• Exercise passage:
▬▬▬▬▬▬▬▬▬▬
Our APs are in flexconnect but are local to the facility. The wireless clients are on the VLANxxxx from cores and our APs are on VLANxx for management. The outside internet is also provided here. What would be a configuration to try? There is no route to outside internet.

 The important thing is the WLAN.. Is the option "FlexConnect Local Switching " checked  on the WLC? If not, then the traffic is sent to the WLC and then the scenario is different.

Removed

https://www.cisco.com/c/en/us/support/docs/wireless-mobility/wireless-lan-wlan/215928-flexconnect-oeap-with-split-tunneling-co.html

I know this feature but I am not sure it can apply in WLC9800

Office-extend is a different feature - designed for homeworkers and probably not appropriate for this scenario.  Also that guide is for AireOS.

Some things still not clear from your descriptions:

- Is your WLC on the same site as the APs or is the WLC at a different site? (I'm getting the impression the WLC is at a separate central site)

- You want to break out the internet traffic at the local site?

- Your "simple diagram" doesn't show what's between the AP and the WLC - so what is there?  Or are you saying your AP is physically connected directly to the WLC?

Might be easier to put your diagram on a drawing showing all the relevant connectivity.  It's very difficult to answer your question without knowing all those details.

For general Flexconnect overview: https://www.cisco.com/c/en/us/support/docs/wireless/catalyst-9800-series-wireless-controllers/213945-understand-flexconnect-on-9800-wireless.html

There is a feature called Split Tunneling for FlexConnect that you might be able to use although it's really intended for accessing specific local services eg. printer.  But you might be able to use it to break out everything except the traffic going to specific core services.
▬▬▬▬▬▬▬▬▬▬
• Work instructions:
- 1) List the three points the FlexConnect thread names as still unclear in its bulleted list.
- 2) Answer these from the FlexConnect thread:
(a) Which option on the WLC does the first reply ask about?
(b) Who is Office-extend designed for?
(c) What is Split Tunneling for FlexConnect really intended for?
- 3) Rewrite the part of the FlexConnect thread starting with "I know this" and going on through "all those details.", putting "sketch" wherever "diagram" appears.
▬▬▬▬▬▬▬▬▬▬
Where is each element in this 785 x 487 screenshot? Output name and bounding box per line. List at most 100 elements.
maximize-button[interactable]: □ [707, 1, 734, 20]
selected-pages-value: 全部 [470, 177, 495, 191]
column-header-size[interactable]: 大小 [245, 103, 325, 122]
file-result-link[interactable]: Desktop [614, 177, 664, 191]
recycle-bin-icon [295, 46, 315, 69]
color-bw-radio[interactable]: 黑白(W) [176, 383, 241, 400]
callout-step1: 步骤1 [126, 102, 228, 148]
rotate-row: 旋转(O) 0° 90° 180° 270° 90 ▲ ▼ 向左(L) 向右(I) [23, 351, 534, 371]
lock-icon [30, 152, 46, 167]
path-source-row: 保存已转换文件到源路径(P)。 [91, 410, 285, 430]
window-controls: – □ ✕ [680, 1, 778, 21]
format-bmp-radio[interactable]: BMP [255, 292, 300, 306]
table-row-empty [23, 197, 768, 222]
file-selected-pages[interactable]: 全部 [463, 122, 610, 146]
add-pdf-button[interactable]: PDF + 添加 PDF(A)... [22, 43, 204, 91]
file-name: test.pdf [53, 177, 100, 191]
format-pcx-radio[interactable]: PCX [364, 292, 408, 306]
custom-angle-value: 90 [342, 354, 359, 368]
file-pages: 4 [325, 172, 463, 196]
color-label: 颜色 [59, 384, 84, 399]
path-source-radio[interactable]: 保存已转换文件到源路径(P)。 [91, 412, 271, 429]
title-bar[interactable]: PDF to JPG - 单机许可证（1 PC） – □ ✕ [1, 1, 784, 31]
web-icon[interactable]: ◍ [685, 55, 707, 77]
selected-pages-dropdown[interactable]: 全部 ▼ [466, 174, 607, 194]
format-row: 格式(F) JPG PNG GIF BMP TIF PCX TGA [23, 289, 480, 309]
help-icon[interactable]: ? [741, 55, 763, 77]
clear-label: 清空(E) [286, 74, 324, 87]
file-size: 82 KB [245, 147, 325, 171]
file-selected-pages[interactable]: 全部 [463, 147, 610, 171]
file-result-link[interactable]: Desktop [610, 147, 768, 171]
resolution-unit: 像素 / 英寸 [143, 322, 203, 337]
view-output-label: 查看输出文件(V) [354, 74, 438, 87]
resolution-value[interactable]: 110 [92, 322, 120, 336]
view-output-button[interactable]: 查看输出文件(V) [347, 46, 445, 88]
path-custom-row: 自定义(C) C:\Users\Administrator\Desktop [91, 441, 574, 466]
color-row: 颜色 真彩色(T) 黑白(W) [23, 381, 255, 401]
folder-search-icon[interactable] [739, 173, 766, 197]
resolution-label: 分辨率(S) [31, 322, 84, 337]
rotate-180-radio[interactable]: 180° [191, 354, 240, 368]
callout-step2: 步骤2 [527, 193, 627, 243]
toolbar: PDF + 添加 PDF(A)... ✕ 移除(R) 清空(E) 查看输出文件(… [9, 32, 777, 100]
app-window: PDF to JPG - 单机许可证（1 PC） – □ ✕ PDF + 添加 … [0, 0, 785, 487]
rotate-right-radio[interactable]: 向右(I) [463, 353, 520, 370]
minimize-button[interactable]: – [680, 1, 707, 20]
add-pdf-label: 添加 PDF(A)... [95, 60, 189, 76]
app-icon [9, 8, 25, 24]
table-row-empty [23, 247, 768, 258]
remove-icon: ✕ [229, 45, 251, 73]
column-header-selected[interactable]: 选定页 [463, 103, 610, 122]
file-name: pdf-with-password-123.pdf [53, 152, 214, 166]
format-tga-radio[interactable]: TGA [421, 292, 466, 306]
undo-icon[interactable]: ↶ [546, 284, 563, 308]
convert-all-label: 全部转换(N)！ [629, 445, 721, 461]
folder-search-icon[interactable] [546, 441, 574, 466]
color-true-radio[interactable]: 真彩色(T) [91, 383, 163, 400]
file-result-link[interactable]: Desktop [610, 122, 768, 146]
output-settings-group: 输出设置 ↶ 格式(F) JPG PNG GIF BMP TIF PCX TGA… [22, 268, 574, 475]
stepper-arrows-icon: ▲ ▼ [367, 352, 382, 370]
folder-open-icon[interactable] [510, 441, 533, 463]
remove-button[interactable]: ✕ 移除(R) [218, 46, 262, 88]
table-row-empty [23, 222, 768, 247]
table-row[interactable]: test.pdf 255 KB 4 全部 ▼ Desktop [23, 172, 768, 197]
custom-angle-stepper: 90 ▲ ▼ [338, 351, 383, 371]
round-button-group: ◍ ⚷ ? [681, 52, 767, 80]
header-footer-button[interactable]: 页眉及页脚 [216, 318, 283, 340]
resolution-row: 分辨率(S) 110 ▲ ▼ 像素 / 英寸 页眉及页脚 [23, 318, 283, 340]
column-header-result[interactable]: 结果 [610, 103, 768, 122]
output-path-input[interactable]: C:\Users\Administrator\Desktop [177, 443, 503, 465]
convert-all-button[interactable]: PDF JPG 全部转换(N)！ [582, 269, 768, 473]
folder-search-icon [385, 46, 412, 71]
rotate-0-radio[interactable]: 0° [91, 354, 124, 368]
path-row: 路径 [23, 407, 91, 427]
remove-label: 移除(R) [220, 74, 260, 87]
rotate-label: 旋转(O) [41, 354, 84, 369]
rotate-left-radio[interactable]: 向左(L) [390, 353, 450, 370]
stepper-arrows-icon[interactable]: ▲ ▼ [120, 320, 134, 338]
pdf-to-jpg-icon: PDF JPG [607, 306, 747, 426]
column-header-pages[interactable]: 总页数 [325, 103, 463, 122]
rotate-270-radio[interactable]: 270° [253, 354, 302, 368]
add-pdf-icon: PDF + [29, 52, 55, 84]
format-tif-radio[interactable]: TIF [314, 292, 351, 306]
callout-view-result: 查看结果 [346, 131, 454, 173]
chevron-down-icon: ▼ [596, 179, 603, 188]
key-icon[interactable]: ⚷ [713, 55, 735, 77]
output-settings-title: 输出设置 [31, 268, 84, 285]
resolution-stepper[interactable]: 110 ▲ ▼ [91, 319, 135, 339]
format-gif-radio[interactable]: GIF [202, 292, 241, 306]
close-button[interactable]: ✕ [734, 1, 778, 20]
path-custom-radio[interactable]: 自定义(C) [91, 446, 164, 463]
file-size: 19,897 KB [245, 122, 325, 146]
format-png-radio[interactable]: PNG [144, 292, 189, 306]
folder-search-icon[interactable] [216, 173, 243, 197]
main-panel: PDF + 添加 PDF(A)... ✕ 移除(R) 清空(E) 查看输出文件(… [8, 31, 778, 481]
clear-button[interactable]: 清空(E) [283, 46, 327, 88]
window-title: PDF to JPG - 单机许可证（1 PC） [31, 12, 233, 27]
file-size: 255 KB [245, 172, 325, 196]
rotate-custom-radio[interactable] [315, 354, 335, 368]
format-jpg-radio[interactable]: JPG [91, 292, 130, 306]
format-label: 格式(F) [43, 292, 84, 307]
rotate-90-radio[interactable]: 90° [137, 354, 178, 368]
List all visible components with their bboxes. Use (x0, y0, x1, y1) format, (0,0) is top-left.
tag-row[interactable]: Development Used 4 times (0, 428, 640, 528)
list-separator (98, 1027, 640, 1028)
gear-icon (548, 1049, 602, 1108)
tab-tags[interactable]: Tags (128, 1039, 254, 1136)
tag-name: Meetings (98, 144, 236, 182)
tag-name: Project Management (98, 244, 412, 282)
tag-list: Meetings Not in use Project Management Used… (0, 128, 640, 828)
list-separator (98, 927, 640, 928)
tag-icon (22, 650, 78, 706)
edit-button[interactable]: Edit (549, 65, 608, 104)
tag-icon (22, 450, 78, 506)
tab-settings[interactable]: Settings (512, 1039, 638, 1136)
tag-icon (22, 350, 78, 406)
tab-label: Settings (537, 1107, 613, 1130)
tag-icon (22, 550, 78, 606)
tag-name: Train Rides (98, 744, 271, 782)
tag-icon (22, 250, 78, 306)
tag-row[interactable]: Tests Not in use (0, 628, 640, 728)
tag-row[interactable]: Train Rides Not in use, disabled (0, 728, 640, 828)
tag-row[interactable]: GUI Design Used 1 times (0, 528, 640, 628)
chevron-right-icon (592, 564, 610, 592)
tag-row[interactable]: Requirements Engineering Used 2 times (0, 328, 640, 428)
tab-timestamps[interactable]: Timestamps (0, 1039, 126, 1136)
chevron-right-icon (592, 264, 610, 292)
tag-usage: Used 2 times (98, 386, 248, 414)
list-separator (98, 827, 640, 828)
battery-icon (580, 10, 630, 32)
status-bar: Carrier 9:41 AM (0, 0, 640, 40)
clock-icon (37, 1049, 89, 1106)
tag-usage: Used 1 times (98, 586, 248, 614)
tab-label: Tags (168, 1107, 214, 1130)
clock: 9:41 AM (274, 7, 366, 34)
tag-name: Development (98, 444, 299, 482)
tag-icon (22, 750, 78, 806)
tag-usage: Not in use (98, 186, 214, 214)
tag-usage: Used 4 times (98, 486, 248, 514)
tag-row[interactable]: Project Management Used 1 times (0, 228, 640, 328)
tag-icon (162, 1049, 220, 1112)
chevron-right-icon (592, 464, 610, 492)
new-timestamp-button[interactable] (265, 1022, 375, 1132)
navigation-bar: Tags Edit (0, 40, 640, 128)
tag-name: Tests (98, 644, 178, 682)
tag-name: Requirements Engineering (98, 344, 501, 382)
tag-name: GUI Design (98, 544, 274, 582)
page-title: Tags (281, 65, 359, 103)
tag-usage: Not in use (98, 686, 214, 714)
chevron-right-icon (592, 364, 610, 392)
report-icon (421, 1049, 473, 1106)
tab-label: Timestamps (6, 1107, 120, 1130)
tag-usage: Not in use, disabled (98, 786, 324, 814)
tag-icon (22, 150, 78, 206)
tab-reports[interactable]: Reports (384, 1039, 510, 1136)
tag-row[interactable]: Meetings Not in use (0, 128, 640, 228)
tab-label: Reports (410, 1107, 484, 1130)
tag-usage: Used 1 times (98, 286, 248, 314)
▬▬▬▬▬▬▬▬▬▬
• Solutions to each task:
- 1)
- Whether the WLC is on the same site as the APs or at a different site
- Whether the internet traffic is to be broken out at the local site
- What is between the AP and the WLC, or whether the AP is physically connected directly to the WLC

- 2)
(a) "FlexConnect Local Switching"
(b) Homeworkers
(c) Accessing specific local services, such as a printer

- 3)
I know this feature but I am not sure it can apply in WLC9800

Office-extend is a different feature - designed for homeworkers and probably not appropriate for this scenario.  Also that guide is for AireOS.

Some things still not clear from your descriptions:

- Is your WLC on the same site as the APs or is the WLC at a different site? (I'm getting the impression the WLC is at a separate central site)

- You want to break out the internet traffic at the local site?

- Your "simple sketch" doesn't show what's between the AP and the WLC - so what is there?  Or are you saying your AP is physically connected directly to the WLC?

Might be easier to put your sketch on a drawing showing all the relevant connectivity.  It's very difficult to answer your question without knowing all those details.